* _What to produce_
Check each line below for "guide" and say how many have it, with no other words.

(Records drawn from a dataset)
[Start of section]
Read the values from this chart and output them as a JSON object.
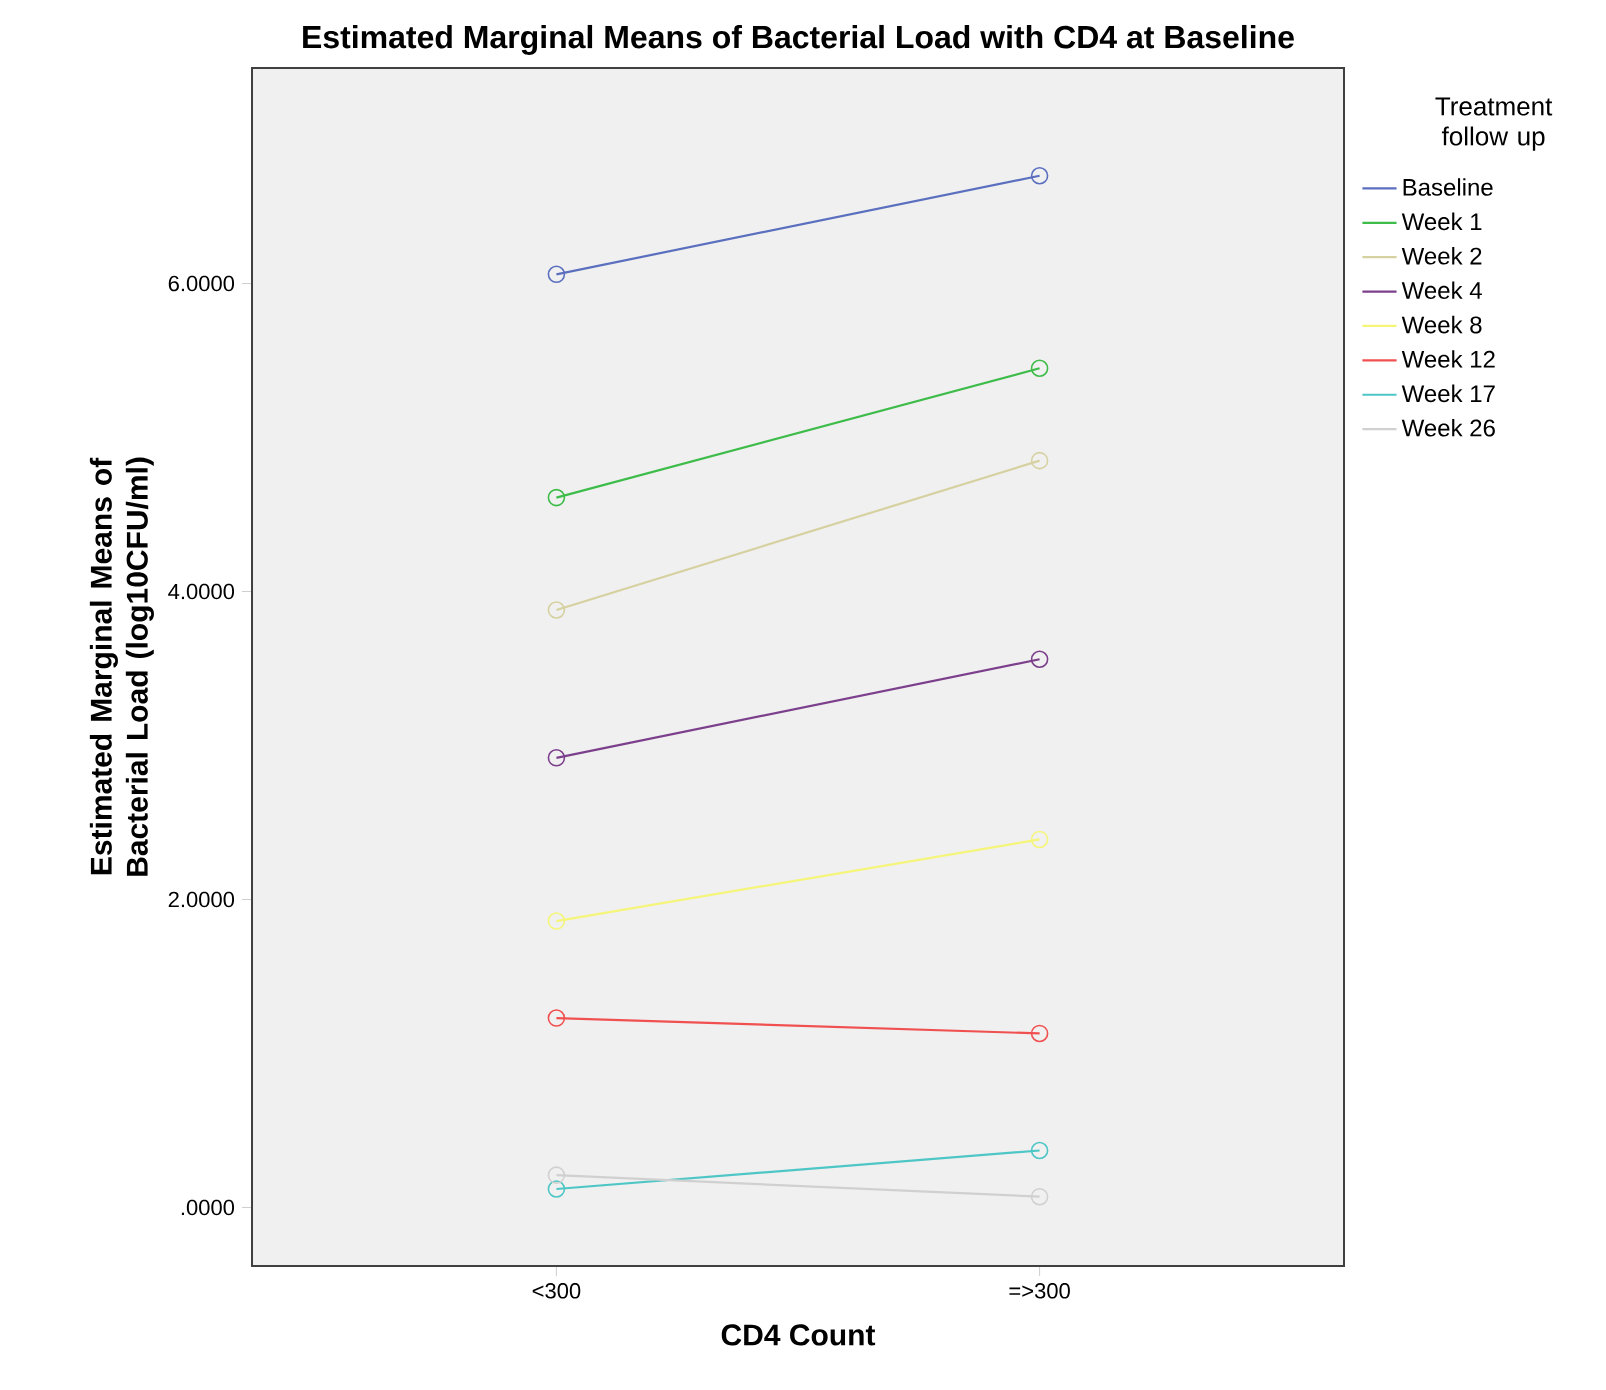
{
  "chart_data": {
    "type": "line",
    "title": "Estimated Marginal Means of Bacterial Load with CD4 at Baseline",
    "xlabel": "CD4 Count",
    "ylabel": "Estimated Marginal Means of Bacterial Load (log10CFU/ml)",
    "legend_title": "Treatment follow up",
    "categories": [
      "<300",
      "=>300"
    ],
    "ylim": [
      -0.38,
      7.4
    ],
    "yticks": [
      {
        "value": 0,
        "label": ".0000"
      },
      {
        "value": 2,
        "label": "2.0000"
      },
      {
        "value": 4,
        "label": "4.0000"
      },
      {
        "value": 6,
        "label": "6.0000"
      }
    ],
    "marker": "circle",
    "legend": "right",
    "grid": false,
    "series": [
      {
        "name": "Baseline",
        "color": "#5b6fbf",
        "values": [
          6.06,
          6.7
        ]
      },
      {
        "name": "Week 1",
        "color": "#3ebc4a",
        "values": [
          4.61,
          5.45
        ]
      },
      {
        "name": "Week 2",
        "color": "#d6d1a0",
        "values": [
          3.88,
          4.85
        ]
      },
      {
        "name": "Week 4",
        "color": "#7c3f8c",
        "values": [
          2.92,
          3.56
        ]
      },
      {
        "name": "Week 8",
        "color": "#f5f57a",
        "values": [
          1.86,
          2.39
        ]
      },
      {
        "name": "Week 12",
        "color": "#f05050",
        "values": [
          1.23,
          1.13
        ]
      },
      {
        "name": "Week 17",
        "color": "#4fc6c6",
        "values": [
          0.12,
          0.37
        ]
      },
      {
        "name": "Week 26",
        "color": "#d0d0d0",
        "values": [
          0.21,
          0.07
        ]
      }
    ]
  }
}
[End of section]
[Start of section]
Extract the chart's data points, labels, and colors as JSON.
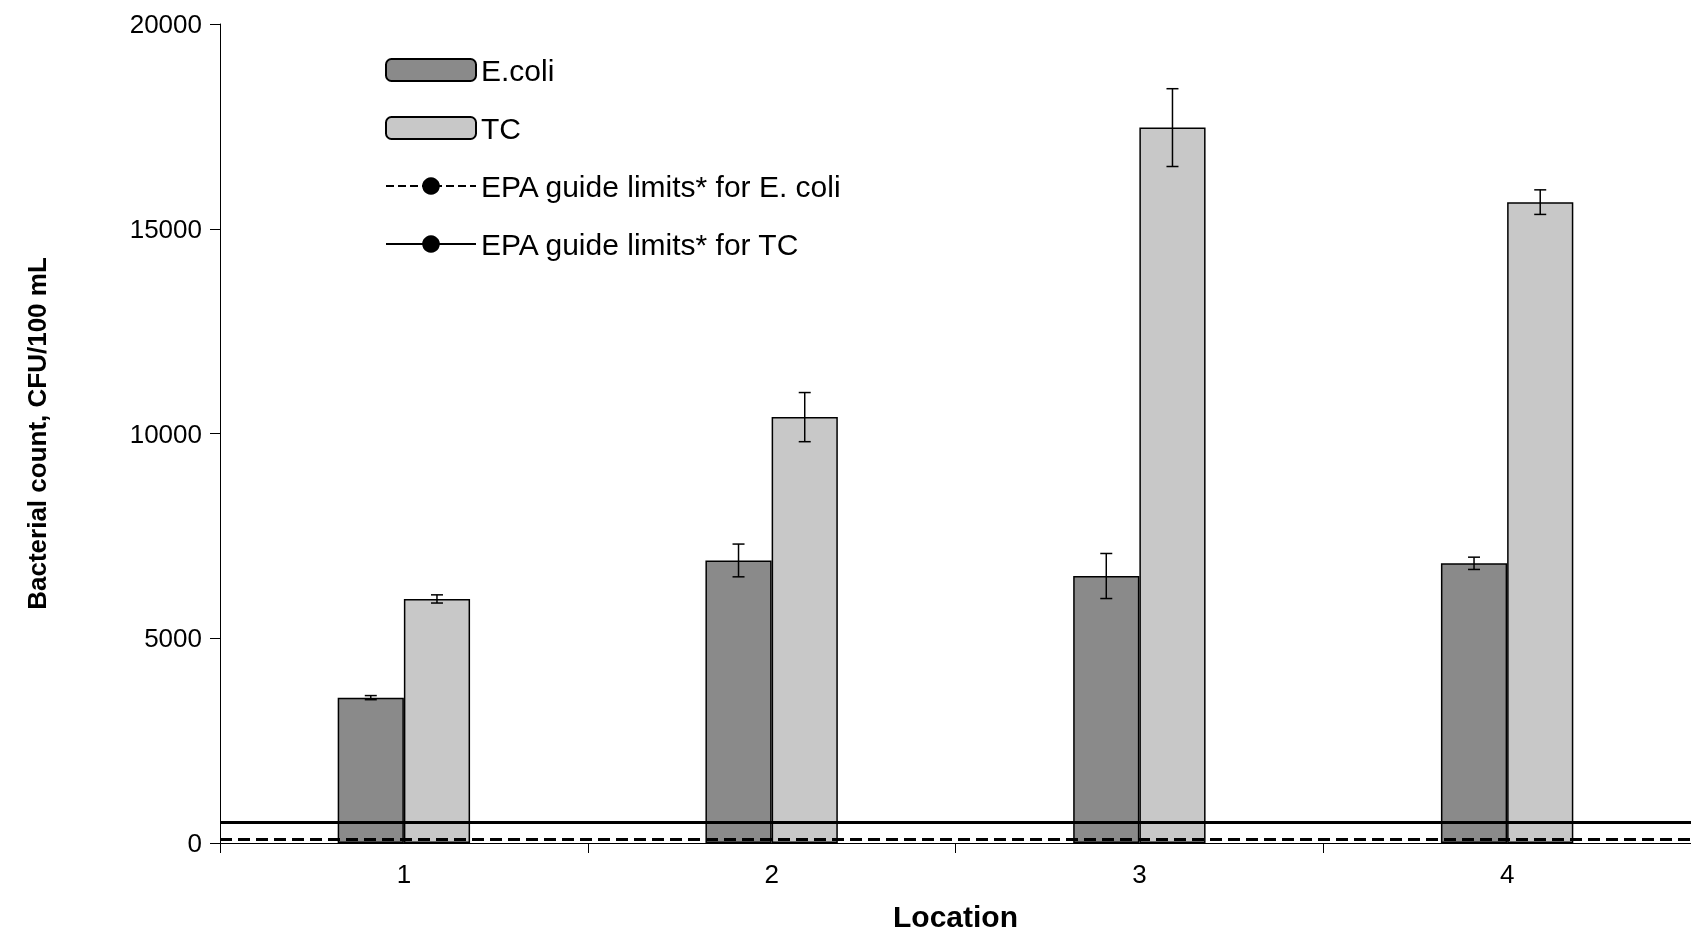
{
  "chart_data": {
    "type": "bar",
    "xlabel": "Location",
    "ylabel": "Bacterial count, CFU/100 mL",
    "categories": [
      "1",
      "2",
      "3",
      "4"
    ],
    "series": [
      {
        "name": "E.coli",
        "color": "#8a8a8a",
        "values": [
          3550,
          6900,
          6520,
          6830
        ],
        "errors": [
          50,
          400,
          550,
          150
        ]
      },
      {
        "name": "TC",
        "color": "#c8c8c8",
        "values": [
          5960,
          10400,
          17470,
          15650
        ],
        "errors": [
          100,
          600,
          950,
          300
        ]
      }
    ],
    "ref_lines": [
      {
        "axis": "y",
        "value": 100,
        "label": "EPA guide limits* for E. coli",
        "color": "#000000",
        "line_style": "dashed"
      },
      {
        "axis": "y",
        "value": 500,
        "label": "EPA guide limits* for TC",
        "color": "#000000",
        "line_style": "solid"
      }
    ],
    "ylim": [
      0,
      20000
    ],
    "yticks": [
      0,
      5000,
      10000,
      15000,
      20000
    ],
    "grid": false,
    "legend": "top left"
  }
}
[End of section]
* _Output_
2